*Do this*:
Leave out the images; return the rest of the data exactly.

#### Data supplied ####

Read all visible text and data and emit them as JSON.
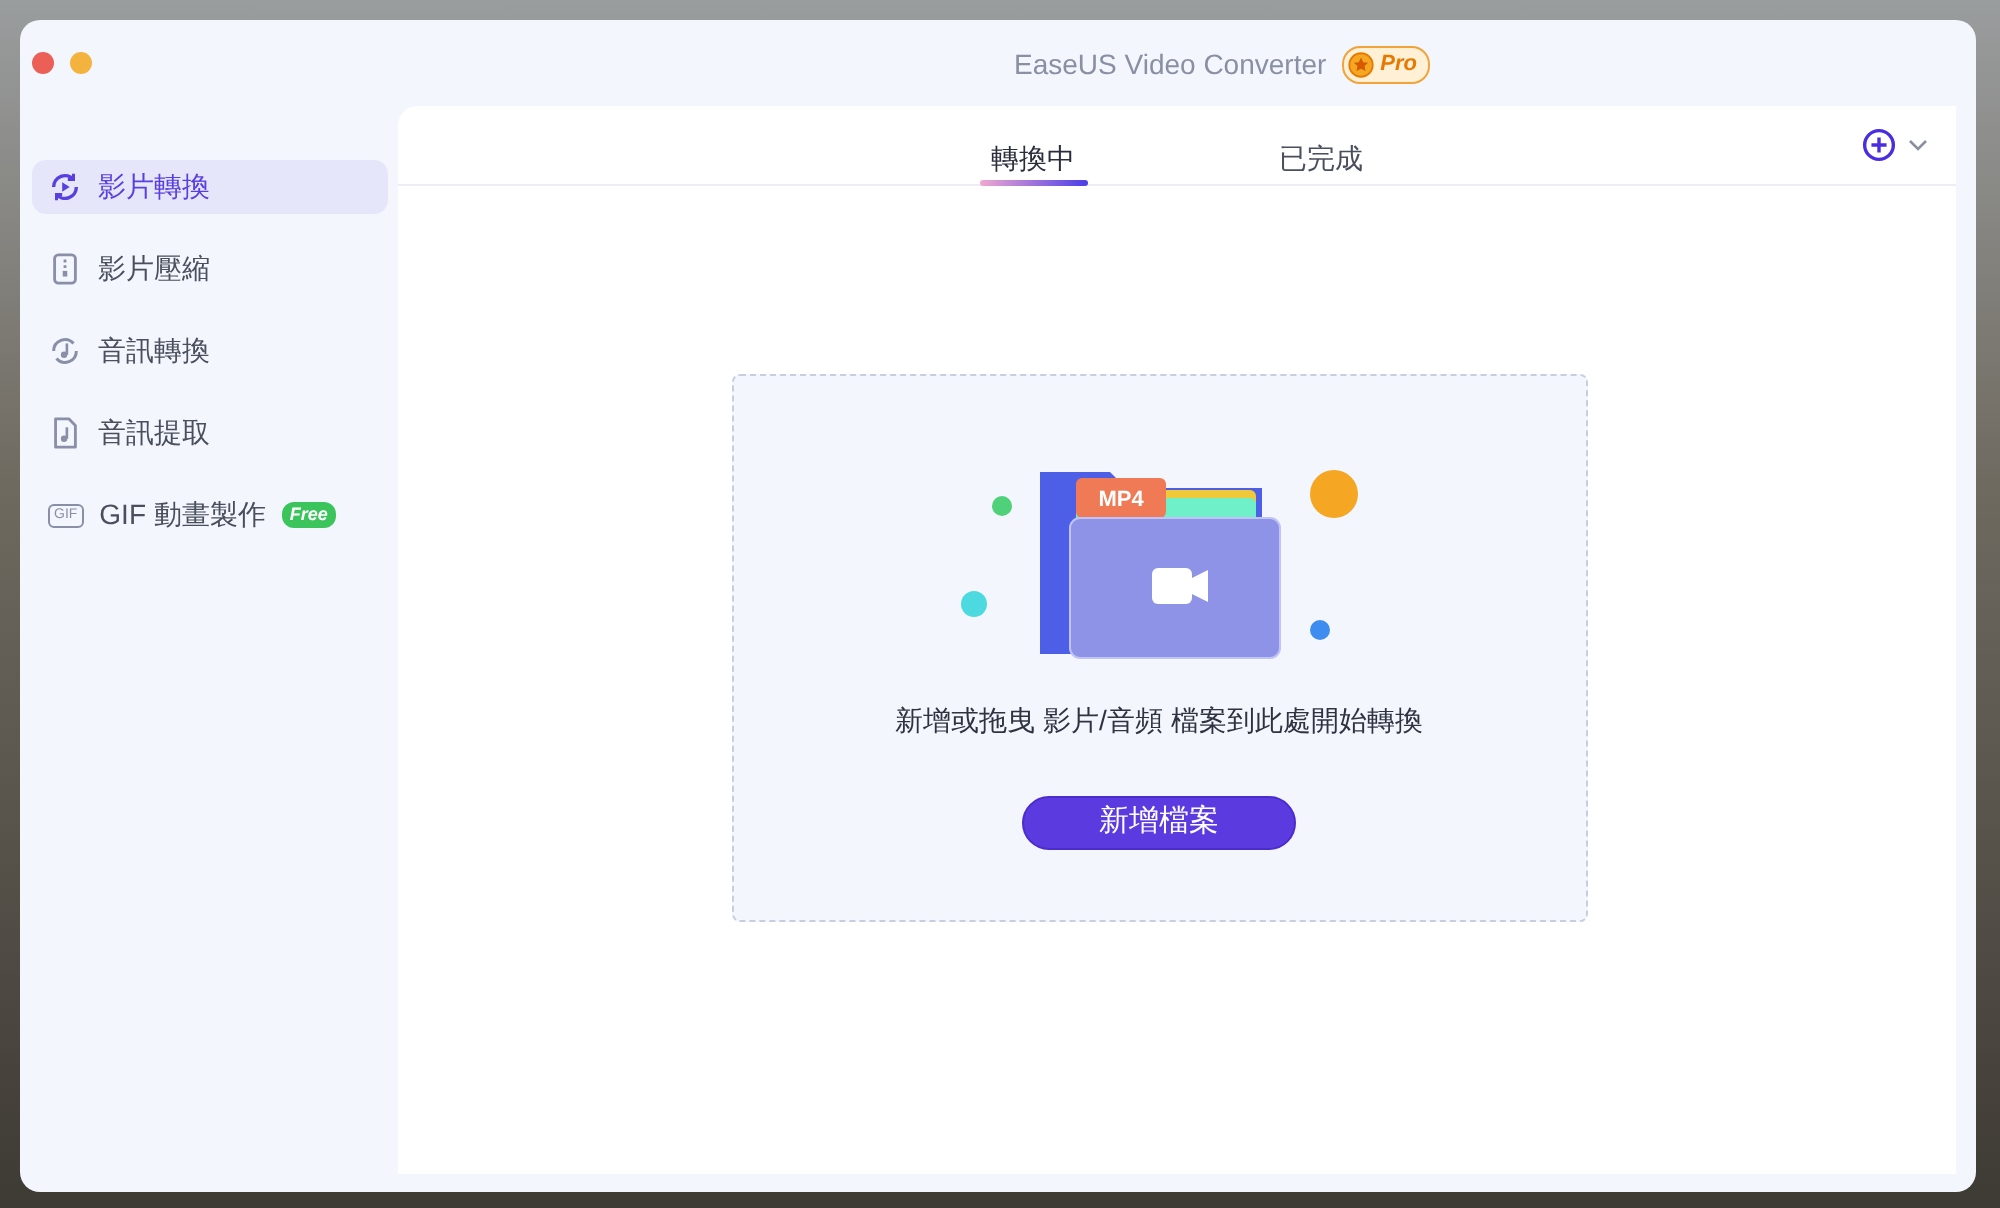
{
  "window": {
    "title": "EaseUS Video Converter",
    "badge": "Pro"
  },
  "sidebar": {
    "items": [
      {
        "label": "影片轉換",
        "selected": true,
        "kind": "convert"
      },
      {
        "label": "影片壓縮",
        "selected": false,
        "kind": "compress"
      },
      {
        "label": "音訊轉換",
        "selected": false,
        "kind": "audio"
      },
      {
        "label": "音訊提取",
        "selected": false,
        "kind": "extract"
      },
      {
        "label": "GIF 動畫製作",
        "selected": false,
        "kind": "gif",
        "icon_text": "GIF",
        "badge": "Free"
      }
    ]
  },
  "tabs": [
    {
      "label": "轉換中",
      "selected": true
    },
    {
      "label": "已完成",
      "selected": false
    }
  ],
  "dropzone": {
    "file_tag": "MP4",
    "message": "新增或拖曳 影片/音頻 檔案到此處開始轉換",
    "button": "新增檔案"
  }
}
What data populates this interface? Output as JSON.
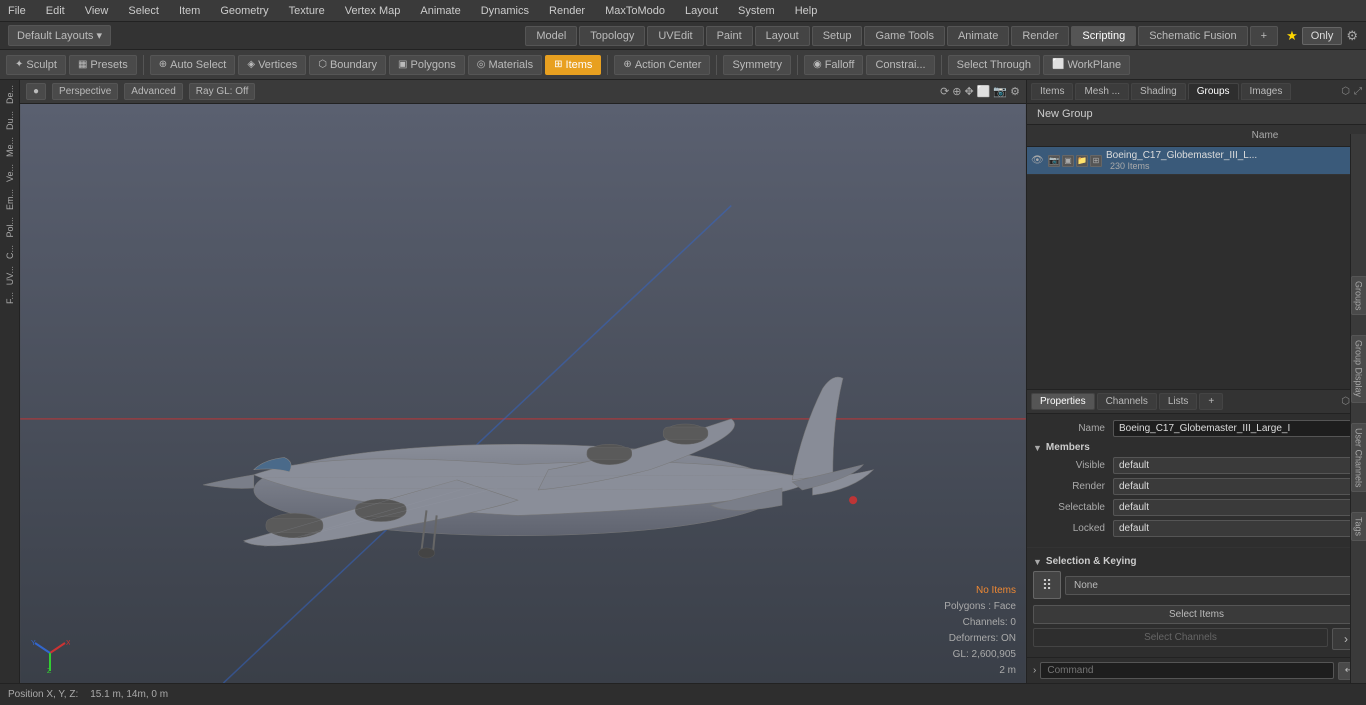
{
  "menu": {
    "items": [
      "File",
      "Edit",
      "View",
      "Select",
      "Item",
      "Geometry",
      "Texture",
      "Vertex Map",
      "Animate",
      "Dynamics",
      "Render",
      "MaxToModo",
      "Layout",
      "System",
      "Help"
    ]
  },
  "layouts_bar": {
    "default_layouts": "Default Layouts ▾",
    "tabs": [
      "Model",
      "Topology",
      "UVEdit",
      "Paint",
      "Layout",
      "Setup",
      "Game Tools",
      "Animate",
      "Render",
      "Scripting",
      "Schematic Fusion"
    ],
    "active_tab": "Scripting",
    "add_btn": "+",
    "star_btn": "★",
    "only_btn": "Only",
    "gear_btn": "⚙"
  },
  "mode_bar": {
    "sculpt": "Sculpt",
    "presets": "Presets",
    "auto_select": "Auto Select",
    "vertices": "Vertices",
    "boundary": "Boundary",
    "polygons": "Polygons",
    "materials": "Materials",
    "items": "Items",
    "action_center": "Action Center",
    "symmetry": "Symmetry",
    "falloff": "Falloff",
    "constraints": "Constrai...",
    "select_through": "Select Through",
    "workplane": "WorkPlane"
  },
  "viewport": {
    "perspective": "Perspective",
    "advanced": "Advanced",
    "ray_gl": "Ray GL: Off"
  },
  "left_toolbar": {
    "items": [
      "De...",
      "Du...",
      "Me...",
      "Ve...",
      "Em...",
      "Pol...",
      "C...",
      "UV...",
      "F..."
    ]
  },
  "vp_info": {
    "no_items": "No Items",
    "polygons": "Polygons : Face",
    "channels": "Channels: 0",
    "deformers": "Deformers: ON",
    "gl": "GL: 2,600,905",
    "distance": "2 m"
  },
  "status_bar": {
    "position": "Position X, Y, Z:",
    "coords": "15.1 m, 14m, 0 m"
  },
  "right_panel": {
    "top_tabs": [
      "Items",
      "Mesh ...",
      "Shading",
      "Groups",
      "Images"
    ],
    "active_top_tab": "Groups",
    "new_group": "New Group",
    "group_list": {
      "columns": [
        "",
        "",
        "",
        "Name"
      ],
      "items": [
        {
          "name": "Boeing_C17_Globemaster_III_L...",
          "count": "230 Items",
          "visible": true
        }
      ]
    }
  },
  "properties": {
    "tabs": [
      "Properties",
      "Channels",
      "Lists"
    ],
    "active_tab": "Properties",
    "name_label": "Name",
    "name_value": "Boeing_C17_Globemaster_III_Large_I",
    "members_section": "Members",
    "visible_label": "Visible",
    "visible_value": "default",
    "render_label": "Render",
    "render_value": "default",
    "selectable_label": "Selectable",
    "selectable_value": "default",
    "locked_label": "Locked",
    "locked_value": "default",
    "sel_keying_section": "Selection & Keying",
    "none_btn": "None",
    "select_items_btn": "Select Items",
    "select_channels_btn": "Select Channels",
    "forward_btn": "›"
  },
  "command_bar": {
    "toggle": "›",
    "placeholder": "Command"
  },
  "vertical_labels": [
    "Groups",
    "Group Display",
    "User Channels",
    "Tags"
  ]
}
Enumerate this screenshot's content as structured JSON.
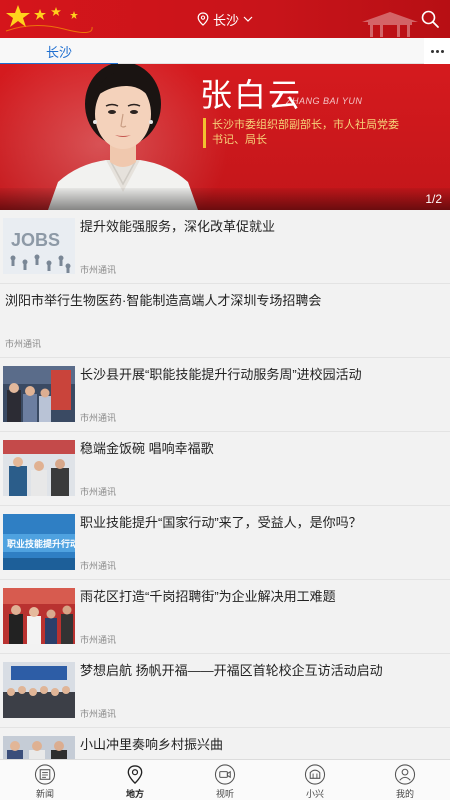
{
  "header": {
    "location": "长沙",
    "brand_color": "#d5151b"
  },
  "channels": {
    "active": "长沙",
    "accent": "#1f6fd0"
  },
  "banner": {
    "name": "张白云",
    "pinyin": "ZHANG BAI YUN",
    "title": "长沙市委组织部副部长，市人社局党委书记、局长",
    "page": "1/2"
  },
  "news": [
    {
      "title": "提升效能强服务，深化改革促就业",
      "source": "市州通讯",
      "thumb": "jobs"
    },
    {
      "title": "浏阳市举行生物医药·智能制造高端人才深圳专场招聘会",
      "source": "市州通讯",
      "thumb": ""
    },
    {
      "title": "长沙县开展“职能技能提升行动服务周”进校园活动",
      "source": "市州通讯",
      "thumb": "campus"
    },
    {
      "title": "稳端金饭碗 唱响幸福歌",
      "source": "市州通讯",
      "thumb": "people"
    },
    {
      "title": "职业技能提升“国家行动”来了，受益人，是你吗？",
      "source": "市州通讯",
      "thumb": "skills"
    },
    {
      "title": "雨花区打造“千岗招聘街”为企业解决用工难题",
      "source": "市州通讯",
      "thumb": "fair"
    },
    {
      "title": "梦想启航 扬帆开福——开福区首轮校企互访活动启动",
      "source": "市州通讯",
      "thumb": "meeting"
    },
    {
      "title": "小山冲里奏响乡村振兴曲",
      "source": "",
      "thumb": "village"
    }
  ],
  "thumb_text": {
    "jobs": "JOBS",
    "skills": "职业技能提升行动"
  },
  "nav": [
    {
      "label": "新闻",
      "icon": "newspaper-icon"
    },
    {
      "label": "地方",
      "icon": "location-pin-icon"
    },
    {
      "label": "视听",
      "icon": "video-icon"
    },
    {
      "label": "小兴",
      "icon": "building-icon"
    },
    {
      "label": "我的",
      "icon": "user-icon"
    }
  ]
}
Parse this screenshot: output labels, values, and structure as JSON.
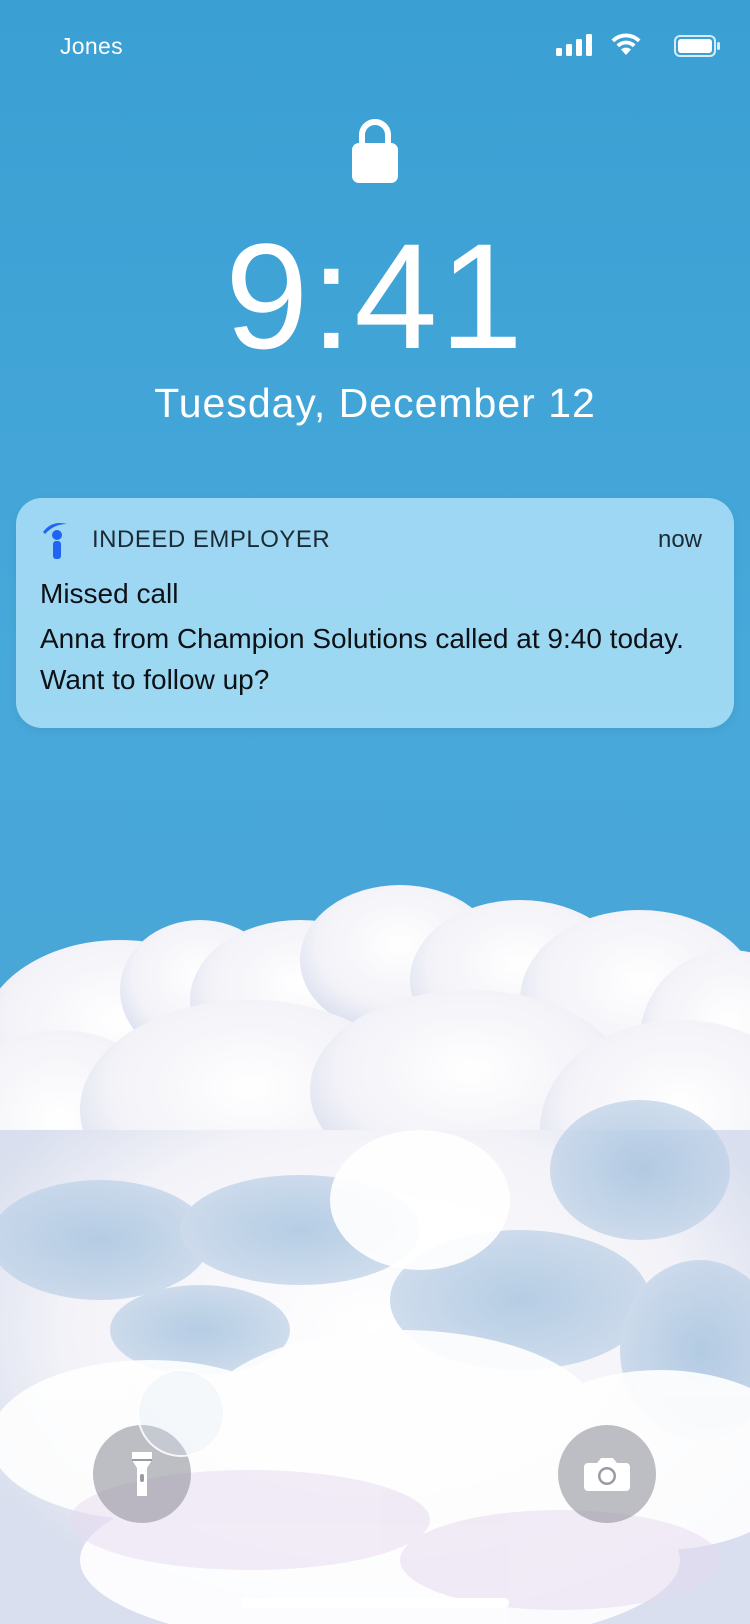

####

*Full output*:
Read all visible text and data and emit them as JSON.
{
  "window": {
    "title": "EaseUS Video Converter",
    "badge": "Pro"
  },
  "sidebar": {
    "items": [
      {
        "label": "影片轉換",
        "selected": true,
        "kind": "convert"
      },
      {
        "label": "影片壓縮",
        "selected": false,
        "kind": "compress"
      },
      {
        "label": "音訊轉換",
        "selected": false,
        "kind": "audio"
      },
      {
        "label": "音訊提取",
        "selected": false,
        "kind": "extract"
      },
      {
        "label": "GIF 動畫製作",
        "selected": false,
        "kind": "gif",
        "icon_text": "GIF",
        "badge": "Free"
      }
    ]
  },
  "tabs": [
    {
      "label": "轉換中",
      "selected": true
    },
    {
      "label": "已完成",
      "selected": false
    }
  ],
  "dropzone": {
    "file_tag": "MP4",
    "message": "新增或拖曳 影片/音頻 檔案到此處開始轉換",
    "button": "新增檔案"
  }
}
What data populates this interface? Output as JSON.
{
  "menu": {
    "items": [
      "File",
      "Edit",
      "View",
      "Select",
      "Item",
      "Geometry",
      "Texture",
      "Vertex Map",
      "Animate",
      "Dynamics",
      "Render",
      "MaxToModo",
      "Layout",
      "System",
      "Help"
    ]
  },
  "layouts_bar": {
    "default_layouts": "Default Layouts ▾",
    "tabs": [
      "Model",
      "Topology",
      "UVEdit",
      "Paint",
      "Layout",
      "Setup",
      "Game Tools",
      "Animate",
      "Render",
      "Scripting",
      "Schematic Fusion"
    ],
    "active_tab": "Scripting",
    "add_btn": "+",
    "star_btn": "★",
    "only_btn": "Only",
    "gear_btn": "⚙"
  },
  "mode_bar": {
    "sculpt": "Sculpt",
    "presets": "Presets",
    "auto_select": "Auto Select",
    "vertices": "Vertices",
    "boundary": "Boundary",
    "polygons": "Polygons",
    "materials": "Materials",
    "items": "Items",
    "action_center": "Action Center",
    "symmetry": "Symmetry",
    "falloff": "Falloff",
    "constraints": "Constrai...",
    "select_through": "Select Through",
    "workplane": "WorkPlane"
  },
  "viewport": {
    "perspective": "Perspective",
    "advanced": "Advanced",
    "ray_gl": "Ray GL: Off"
  },
  "left_toolbar": {
    "items": [
      "De...",
      "Du...",
      "Me...",
      "Ve...",
      "Em...",
      "Pol...",
      "C...",
      "UV...",
      "F..."
    ]
  },
  "vp_info": {
    "no_items": "No Items",
    "polygons": "Polygons : Face",
    "channels": "Channels: 0",
    "deformers": "Deformers: ON",
    "gl": "GL: 2,600,905",
    "distance": "2 m"
  },
  "status_bar": {
    "position": "Position X, Y, Z:",
    "coords": "15.1 m, 14m, 0 m"
  },
  "right_panel": {
    "top_tabs": [
      "Items",
      "Mesh ...",
      "Shading",
      "Groups",
      "Images"
    ],
    "active_top_tab": "Groups",
    "new_group": "New Group",
    "group_list": {
      "columns": [
        "",
        "",
        "",
        "Name"
      ],
      "items": [
        {
          "name": "Boeing_C17_Globemaster_III_L...",
          "count": "230 Items",
          "visible": true
        }
      ]
    }
  },
  "properties": {
    "tabs": [
      "Properties",
      "Channels",
      "Lists"
    ],
    "active_tab": "Properties",
    "name_label": "Name",
    "name_value": "Boeing_C17_Globemaster_III_Large_I",
    "members_section": "Members",
    "visible_label": "Visible",
    "visible_value": "default",
    "render_label": "Render",
    "render_value": "default",
    "selectable_label": "Selectable",
    "selectable_value": "default",
    "locked_label": "Locked",
    "locked_value": "default",
    "sel_keying_section": "Selection & Keying",
    "none_btn": "None",
    "select_items_btn": "Select Items",
    "select_channels_btn": "Select Channels",
    "forward_btn": "›"
  },
  "command_bar": {
    "toggle": "›",
    "placeholder": "Command"
  },
  "vertical_labels": [
    "Groups",
    "Group Display",
    "User Channels",
    "Tags"
  ]
}
Enumerate this screenshot's content as structured JSON.
{
  "header": {
    "location": "长沙",
    "brand_color": "#d5151b"
  },
  "channels": {
    "active": "长沙",
    "accent": "#1f6fd0"
  },
  "banner": {
    "name": "张白云",
    "pinyin": "ZHANG BAI YUN",
    "title": "长沙市委组织部副部长，市人社局党委书记、局长",
    "page": "1/2"
  },
  "news": [
    {
      "title": "提升效能强服务，深化改革促就业",
      "source": "市州通讯",
      "thumb": "jobs"
    },
    {
      "title": "浏阳市举行生物医药·智能制造高端人才深圳专场招聘会",
      "source": "市州通讯",
      "thumb": ""
    },
    {
      "title": "长沙县开展“职能技能提升行动服务周”进校园活动",
      "source": "市州通讯",
      "thumb": "campus"
    },
    {
      "title": "稳端金饭碗 唱响幸福歌",
      "source": "市州通讯",
      "thumb": "people"
    },
    {
      "title": "职业技能提升“国家行动”来了，受益人，是你吗？",
      "source": "市州通讯",
      "thumb": "skills"
    },
    {
      "title": "雨花区打造“千岗招聘街”为企业解决用工难题",
      "source": "市州通讯",
      "thumb": "fair"
    },
    {
      "title": "梦想启航 扬帆开福——开福区首轮校企互访活动启动",
      "source": "市州通讯",
      "thumb": "meeting"
    },
    {
      "title": "小山冲里奏响乡村振兴曲",
      "source": "",
      "thumb": "village"
    }
  ],
  "thumb_text": {
    "jobs": "JOBS",
    "skills": "职业技能提升行动"
  },
  "nav": [
    {
      "label": "新闻",
      "icon": "newspaper-icon"
    },
    {
      "label": "地方",
      "icon": "location-pin-icon"
    },
    {
      "label": "视听",
      "icon": "video-icon"
    },
    {
      "label": "小兴",
      "icon": "building-icon"
    },
    {
      "label": "我的",
      "icon": "user-icon"
    }
  ]
}
Parse this screenshot: output labels, values, and structure as JSON.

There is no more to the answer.